• [REQUIREMENT]:
In the data below, find each line carrying the string "Müller" and copy it out.

DATASET ENTRIES below:

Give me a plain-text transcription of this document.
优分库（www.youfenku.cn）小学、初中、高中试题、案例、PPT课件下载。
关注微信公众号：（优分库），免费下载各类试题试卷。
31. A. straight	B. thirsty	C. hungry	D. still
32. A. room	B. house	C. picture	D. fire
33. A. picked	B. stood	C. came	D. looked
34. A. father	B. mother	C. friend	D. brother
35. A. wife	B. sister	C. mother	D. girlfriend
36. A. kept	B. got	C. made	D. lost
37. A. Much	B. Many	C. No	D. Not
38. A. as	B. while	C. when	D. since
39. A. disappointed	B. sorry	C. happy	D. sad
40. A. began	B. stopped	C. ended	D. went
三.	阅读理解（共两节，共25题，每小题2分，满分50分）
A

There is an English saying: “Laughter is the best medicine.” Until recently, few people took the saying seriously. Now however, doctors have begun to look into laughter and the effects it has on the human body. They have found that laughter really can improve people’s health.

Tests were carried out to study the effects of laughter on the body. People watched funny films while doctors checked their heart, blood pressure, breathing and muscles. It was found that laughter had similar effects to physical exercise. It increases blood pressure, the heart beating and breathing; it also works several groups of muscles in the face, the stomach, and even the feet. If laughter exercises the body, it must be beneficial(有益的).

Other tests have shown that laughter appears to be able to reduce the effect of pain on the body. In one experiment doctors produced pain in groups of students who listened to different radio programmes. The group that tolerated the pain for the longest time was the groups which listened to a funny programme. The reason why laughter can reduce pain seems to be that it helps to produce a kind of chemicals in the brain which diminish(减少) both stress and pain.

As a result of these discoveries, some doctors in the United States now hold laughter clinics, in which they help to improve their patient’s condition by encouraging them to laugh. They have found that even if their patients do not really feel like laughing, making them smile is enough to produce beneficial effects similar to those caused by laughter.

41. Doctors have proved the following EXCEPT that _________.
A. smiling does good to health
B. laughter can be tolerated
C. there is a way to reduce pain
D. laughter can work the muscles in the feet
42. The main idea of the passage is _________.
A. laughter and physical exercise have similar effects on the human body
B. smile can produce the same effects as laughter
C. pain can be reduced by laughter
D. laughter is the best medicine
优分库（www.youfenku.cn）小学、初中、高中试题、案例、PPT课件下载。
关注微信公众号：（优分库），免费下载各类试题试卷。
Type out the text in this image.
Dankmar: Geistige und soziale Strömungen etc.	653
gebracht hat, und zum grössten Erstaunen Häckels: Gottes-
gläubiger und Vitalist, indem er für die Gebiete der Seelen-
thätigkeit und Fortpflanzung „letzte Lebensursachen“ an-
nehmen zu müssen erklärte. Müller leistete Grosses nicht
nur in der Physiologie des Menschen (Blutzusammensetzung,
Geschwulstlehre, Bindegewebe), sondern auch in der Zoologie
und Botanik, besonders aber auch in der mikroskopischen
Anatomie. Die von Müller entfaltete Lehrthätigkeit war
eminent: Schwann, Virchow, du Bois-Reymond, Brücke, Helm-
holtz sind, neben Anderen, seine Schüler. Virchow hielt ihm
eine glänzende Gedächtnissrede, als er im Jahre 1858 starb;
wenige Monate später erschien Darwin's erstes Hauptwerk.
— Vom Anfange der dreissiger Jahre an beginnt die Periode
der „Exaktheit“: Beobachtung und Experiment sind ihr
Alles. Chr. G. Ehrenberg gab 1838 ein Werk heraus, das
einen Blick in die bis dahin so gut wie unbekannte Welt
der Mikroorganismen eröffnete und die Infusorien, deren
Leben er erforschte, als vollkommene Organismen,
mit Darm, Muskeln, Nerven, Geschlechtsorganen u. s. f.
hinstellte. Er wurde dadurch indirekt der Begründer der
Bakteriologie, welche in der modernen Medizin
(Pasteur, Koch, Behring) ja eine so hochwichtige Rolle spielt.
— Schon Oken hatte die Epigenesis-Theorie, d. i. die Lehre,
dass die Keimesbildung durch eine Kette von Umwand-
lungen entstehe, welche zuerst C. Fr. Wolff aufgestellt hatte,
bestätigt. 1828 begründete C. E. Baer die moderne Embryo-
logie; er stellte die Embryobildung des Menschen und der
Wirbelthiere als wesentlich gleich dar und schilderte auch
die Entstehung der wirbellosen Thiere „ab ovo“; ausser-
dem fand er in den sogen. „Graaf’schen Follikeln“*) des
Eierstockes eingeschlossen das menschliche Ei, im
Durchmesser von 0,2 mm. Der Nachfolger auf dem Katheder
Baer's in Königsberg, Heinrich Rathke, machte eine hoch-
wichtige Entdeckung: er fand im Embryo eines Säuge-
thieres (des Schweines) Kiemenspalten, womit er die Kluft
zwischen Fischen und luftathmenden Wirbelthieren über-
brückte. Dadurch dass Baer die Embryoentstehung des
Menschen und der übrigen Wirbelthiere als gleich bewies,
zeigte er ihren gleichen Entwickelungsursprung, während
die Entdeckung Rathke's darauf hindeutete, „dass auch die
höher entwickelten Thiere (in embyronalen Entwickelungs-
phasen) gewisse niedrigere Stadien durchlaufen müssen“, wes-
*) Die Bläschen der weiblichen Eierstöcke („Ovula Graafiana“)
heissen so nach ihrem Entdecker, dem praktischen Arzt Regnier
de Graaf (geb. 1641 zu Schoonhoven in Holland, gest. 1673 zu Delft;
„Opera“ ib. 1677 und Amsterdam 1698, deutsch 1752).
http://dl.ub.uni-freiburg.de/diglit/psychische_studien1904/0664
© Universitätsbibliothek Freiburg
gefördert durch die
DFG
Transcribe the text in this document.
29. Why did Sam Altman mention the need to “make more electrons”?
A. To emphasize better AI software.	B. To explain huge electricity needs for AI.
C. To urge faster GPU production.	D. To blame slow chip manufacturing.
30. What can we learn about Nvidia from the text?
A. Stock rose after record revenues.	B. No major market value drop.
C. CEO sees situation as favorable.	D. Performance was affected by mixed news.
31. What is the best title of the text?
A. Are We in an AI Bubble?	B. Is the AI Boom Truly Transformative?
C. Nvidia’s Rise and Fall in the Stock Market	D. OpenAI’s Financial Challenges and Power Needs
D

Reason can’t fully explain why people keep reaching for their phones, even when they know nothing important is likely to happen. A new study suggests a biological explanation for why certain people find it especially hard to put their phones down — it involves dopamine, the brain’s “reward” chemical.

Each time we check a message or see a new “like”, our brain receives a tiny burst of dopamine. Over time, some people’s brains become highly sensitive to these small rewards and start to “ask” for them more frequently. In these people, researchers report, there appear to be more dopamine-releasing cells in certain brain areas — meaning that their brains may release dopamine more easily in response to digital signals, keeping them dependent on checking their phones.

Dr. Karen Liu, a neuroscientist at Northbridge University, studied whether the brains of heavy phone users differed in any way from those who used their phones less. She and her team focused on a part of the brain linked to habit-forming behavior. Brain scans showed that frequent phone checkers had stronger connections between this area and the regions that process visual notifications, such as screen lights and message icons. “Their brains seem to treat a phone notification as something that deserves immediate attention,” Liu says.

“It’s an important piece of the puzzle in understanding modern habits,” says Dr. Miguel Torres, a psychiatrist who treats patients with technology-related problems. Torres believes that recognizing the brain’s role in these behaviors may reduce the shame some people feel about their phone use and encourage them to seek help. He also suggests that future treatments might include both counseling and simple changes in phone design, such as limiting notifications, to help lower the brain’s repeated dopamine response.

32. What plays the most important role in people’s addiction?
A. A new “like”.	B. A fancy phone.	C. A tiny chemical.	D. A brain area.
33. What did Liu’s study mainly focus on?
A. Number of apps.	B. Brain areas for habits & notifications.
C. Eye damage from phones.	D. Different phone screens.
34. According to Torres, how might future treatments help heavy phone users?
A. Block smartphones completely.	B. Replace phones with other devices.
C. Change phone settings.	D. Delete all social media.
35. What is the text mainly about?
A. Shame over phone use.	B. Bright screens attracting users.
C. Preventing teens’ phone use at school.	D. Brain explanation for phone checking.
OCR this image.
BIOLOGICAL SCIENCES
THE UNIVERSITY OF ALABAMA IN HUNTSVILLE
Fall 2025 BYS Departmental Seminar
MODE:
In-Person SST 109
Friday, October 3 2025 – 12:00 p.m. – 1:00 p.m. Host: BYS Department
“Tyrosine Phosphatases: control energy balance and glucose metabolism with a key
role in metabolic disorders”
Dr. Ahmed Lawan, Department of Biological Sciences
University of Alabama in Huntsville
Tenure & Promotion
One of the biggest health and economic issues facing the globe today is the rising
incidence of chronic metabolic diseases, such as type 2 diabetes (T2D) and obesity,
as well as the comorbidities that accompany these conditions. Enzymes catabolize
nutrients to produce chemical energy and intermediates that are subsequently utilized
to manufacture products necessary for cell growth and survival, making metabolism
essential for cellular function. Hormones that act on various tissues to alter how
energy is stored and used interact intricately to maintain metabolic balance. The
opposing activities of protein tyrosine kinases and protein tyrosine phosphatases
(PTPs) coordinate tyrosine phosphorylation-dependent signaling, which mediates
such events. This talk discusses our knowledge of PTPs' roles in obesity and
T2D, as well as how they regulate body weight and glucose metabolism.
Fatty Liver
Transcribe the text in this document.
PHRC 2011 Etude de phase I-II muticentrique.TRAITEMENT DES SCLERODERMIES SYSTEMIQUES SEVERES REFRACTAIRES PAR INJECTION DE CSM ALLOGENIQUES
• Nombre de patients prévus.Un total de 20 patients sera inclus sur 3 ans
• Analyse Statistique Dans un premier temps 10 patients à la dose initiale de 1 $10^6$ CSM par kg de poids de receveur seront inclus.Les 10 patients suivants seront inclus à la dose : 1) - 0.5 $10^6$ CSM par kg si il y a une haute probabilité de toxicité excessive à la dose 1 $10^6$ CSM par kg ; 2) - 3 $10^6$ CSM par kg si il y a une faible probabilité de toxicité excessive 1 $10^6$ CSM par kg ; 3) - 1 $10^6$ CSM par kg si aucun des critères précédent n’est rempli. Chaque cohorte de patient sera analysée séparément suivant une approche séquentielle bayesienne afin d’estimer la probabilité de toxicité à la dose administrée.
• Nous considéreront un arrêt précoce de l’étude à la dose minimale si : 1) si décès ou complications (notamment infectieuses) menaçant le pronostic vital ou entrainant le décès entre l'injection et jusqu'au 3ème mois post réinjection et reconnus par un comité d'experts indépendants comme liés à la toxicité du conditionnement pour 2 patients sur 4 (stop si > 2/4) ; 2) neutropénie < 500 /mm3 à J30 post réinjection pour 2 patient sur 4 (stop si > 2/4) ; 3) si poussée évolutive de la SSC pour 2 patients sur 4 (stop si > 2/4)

End of DATASET ENTRIES.

• [OUTPUT BELOW]:
nehmen zu müssen erklärte. Müller leistete Grosses nicht
Anatomie. Die von Müller entfaltete Lehrthätigkeit war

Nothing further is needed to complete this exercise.